Provided data:
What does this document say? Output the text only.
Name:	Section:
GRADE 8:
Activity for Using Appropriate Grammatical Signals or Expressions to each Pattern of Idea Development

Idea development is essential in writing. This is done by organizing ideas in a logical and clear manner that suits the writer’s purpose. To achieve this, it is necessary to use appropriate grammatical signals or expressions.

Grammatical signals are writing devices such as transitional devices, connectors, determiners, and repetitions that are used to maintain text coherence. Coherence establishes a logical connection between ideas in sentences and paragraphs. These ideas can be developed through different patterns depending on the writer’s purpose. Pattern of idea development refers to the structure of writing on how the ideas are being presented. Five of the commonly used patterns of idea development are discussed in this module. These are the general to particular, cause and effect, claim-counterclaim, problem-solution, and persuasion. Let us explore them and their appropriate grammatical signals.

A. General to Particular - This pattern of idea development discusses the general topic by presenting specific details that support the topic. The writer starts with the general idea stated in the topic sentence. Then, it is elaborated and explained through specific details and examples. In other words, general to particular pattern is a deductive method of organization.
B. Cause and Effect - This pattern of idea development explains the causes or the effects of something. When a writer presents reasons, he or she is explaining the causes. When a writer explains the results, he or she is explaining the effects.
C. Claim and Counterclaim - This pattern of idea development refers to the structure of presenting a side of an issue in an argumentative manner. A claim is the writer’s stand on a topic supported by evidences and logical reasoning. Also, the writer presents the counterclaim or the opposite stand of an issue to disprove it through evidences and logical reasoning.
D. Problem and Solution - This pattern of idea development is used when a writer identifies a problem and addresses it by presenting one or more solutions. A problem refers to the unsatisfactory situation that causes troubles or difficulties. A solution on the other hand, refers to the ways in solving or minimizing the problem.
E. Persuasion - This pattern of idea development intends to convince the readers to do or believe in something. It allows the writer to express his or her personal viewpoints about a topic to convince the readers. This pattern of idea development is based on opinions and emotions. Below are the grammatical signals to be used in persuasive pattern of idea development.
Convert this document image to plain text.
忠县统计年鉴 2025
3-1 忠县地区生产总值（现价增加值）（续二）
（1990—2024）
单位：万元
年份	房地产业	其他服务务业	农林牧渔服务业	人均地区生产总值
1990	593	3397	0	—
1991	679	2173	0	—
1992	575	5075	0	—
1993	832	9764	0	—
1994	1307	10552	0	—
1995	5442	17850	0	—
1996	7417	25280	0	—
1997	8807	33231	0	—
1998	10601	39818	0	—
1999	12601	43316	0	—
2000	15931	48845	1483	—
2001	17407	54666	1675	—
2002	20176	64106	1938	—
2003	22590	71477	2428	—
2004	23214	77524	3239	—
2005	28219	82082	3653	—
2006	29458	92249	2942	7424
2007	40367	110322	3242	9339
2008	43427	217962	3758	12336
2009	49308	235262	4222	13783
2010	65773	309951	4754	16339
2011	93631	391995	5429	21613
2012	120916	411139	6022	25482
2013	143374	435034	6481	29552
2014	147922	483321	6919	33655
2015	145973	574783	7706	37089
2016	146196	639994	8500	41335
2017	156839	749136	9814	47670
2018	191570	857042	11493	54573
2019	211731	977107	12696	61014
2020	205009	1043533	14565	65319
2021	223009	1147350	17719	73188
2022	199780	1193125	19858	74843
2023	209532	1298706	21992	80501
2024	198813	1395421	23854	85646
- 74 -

What you need to do:
Which lines above contain the word "document"? Copy each of them.

Written reply:
What does this document say? Output the text only.
Convert this document image to plain text.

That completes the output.